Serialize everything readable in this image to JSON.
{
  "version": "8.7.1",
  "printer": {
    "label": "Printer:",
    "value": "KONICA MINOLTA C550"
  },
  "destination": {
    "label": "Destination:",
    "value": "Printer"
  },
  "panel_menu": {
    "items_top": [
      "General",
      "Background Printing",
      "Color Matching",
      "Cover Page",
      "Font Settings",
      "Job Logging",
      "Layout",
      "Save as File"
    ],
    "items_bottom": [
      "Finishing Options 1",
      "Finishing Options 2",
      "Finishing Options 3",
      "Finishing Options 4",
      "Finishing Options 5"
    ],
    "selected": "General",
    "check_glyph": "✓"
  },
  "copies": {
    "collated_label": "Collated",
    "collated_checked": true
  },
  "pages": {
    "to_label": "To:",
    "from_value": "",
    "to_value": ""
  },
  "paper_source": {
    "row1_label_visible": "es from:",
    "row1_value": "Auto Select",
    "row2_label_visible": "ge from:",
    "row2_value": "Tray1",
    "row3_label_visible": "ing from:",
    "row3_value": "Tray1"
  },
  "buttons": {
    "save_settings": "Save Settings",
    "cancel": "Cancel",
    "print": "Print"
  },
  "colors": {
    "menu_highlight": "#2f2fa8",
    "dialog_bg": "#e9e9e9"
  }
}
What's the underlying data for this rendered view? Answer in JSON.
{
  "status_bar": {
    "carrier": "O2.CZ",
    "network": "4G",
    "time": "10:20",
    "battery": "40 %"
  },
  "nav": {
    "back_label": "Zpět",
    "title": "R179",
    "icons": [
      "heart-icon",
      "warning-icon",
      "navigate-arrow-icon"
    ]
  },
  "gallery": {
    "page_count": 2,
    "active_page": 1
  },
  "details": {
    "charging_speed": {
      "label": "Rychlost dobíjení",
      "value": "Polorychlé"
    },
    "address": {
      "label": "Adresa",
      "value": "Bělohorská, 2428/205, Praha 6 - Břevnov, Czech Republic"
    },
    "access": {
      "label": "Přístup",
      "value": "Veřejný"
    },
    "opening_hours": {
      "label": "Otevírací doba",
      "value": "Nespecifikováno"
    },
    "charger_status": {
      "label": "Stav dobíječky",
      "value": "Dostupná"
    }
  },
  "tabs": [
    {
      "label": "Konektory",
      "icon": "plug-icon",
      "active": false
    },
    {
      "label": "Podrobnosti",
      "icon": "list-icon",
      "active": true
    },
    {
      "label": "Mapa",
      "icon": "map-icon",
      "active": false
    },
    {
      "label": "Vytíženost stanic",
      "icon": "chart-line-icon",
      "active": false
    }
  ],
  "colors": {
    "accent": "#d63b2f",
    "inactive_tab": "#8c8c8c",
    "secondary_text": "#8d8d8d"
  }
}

Task brief: Reproduce the listing above exactly from the line containing "What's the underlying" through its last line, with both of those lines included.

Written answer:
What's the underlying data for this rendered view? Answer in JSON.
{
  "status_bar": {
    "carrier": "O2.CZ",
    "network": "4G",
    "time": "10:20",
    "battery": "40 %"
  },
  "nav": {
    "back_label": "Zpět",
    "title": "R179",
    "icons": [
      "heart-icon",
      "warning-icon",
      "navigate-arrow-icon"
    ]
  },
  "gallery": {
    "page_count": 2,
    "active_page": 1
  },
  "details": {
    "charging_speed": {
      "label": "Rychlost dobíjení",
      "value": "Polorychlé"
    },
    "address": {
      "label": "Adresa",
      "value": "Bělohorská, 2428/205, Praha 6 - Břevnov, Czech Republic"
    },
    "access": {
      "label": "Přístup",
      "value": "Veřejný"
    },
    "opening_hours": {
      "label": "Otevírací doba",
      "value": "Nespecifikováno"
    },
    "charger_status": {
      "label": "Stav dobíječky",
      "value": "Dostupná"
    }
  },
  "tabs": [
    {
      "label": "Konektory",
      "icon": "plug-icon",
      "active": false
    },
    {
      "label": "Podrobnosti",
      "icon": "list-icon",
      "active": true
    },
    {
      "label": "Mapa",
      "icon": "map-icon",
      "active": false
    },
    {
      "label": "Vytíženost stanic",
      "icon": "chart-line-icon",
      "active": false
    }
  ],
  "colors": {
    "accent": "#d63b2f",
    "inactive_tab": "#8c8c8c",
    "secondary_text": "#8d8d8d"
  }
}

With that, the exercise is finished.